Records from a collection:
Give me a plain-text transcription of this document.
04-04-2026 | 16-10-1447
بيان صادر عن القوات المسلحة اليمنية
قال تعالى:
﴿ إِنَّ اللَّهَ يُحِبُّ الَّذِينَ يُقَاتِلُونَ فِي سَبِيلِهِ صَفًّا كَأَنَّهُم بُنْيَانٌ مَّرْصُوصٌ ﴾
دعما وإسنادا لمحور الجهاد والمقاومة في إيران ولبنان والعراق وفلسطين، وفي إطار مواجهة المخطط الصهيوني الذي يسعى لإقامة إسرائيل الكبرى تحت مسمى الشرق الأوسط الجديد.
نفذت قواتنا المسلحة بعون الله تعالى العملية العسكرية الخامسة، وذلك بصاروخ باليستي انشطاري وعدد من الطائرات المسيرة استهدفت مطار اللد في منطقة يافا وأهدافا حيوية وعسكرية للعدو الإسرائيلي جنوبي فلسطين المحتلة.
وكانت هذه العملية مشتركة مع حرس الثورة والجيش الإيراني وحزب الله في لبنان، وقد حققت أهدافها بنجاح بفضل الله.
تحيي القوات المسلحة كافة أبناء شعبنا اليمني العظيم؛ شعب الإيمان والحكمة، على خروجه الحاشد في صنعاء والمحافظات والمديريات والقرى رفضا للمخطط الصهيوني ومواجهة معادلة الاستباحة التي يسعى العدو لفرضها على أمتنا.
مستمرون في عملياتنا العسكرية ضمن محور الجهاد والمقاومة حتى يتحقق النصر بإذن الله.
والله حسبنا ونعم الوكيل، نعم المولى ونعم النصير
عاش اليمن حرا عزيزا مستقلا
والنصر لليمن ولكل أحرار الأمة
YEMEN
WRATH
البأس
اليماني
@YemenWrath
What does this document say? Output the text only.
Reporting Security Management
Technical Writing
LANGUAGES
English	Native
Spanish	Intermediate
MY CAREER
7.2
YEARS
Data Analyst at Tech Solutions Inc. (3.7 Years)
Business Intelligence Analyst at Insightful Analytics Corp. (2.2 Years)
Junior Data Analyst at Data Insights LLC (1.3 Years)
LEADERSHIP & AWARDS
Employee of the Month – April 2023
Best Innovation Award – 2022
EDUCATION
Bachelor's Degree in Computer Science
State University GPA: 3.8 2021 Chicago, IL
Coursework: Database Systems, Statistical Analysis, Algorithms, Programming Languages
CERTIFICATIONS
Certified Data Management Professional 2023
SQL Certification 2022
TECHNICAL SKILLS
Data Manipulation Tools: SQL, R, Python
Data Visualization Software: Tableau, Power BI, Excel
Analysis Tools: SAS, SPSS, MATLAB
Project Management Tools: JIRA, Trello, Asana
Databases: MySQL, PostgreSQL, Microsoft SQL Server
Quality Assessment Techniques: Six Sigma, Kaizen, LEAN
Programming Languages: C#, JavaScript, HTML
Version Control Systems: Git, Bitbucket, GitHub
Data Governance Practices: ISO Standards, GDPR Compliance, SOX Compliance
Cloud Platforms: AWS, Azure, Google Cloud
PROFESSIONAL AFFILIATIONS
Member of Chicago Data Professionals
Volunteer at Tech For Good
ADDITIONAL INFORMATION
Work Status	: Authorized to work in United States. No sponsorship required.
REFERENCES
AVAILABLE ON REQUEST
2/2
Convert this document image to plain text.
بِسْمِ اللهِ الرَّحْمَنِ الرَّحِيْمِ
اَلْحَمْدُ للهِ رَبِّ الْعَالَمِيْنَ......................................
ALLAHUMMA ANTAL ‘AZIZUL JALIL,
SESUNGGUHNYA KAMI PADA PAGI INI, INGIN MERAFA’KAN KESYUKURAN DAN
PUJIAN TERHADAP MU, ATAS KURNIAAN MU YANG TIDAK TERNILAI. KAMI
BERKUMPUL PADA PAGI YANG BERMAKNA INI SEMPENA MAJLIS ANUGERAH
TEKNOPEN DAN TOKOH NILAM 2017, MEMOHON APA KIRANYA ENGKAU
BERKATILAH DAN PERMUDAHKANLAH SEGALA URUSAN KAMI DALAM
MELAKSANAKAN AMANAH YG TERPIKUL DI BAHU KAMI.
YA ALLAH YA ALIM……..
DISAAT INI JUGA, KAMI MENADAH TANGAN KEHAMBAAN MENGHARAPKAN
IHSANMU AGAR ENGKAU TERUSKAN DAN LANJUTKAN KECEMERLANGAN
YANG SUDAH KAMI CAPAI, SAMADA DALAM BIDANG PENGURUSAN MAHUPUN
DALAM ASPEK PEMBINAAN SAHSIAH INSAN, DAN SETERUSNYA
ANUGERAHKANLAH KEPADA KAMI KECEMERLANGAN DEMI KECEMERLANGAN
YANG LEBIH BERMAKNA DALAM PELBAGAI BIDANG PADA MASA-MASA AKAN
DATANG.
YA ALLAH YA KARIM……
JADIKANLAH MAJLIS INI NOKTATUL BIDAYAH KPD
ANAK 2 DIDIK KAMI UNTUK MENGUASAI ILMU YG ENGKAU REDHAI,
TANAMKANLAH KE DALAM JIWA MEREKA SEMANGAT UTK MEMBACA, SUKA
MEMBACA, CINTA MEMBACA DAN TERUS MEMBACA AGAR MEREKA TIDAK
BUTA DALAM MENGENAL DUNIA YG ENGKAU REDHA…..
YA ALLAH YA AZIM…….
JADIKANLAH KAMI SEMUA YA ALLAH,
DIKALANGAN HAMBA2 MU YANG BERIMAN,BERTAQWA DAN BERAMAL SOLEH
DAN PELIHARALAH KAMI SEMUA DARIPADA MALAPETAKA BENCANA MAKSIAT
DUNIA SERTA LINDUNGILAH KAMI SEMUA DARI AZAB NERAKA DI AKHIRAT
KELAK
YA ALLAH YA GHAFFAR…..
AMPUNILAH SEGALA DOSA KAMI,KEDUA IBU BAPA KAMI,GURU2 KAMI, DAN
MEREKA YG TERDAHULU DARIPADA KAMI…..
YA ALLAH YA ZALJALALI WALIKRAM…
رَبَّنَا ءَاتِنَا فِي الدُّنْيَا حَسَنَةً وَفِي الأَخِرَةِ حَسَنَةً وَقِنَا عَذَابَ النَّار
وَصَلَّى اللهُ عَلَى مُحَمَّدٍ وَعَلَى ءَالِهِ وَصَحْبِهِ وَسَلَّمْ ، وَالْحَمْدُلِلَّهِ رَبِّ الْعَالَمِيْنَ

Exercise requirements:
Copy out every line in the entries above that holds "AGAR".

Result:
IHSANMU AGAR ENGKAU TERUSKAN DAN LANJUTKAN KECEMERLANGAN
MEMBACA, CINTA MEMBACA DAN TERUS MEMBACA AGAR MEREKA TIDAK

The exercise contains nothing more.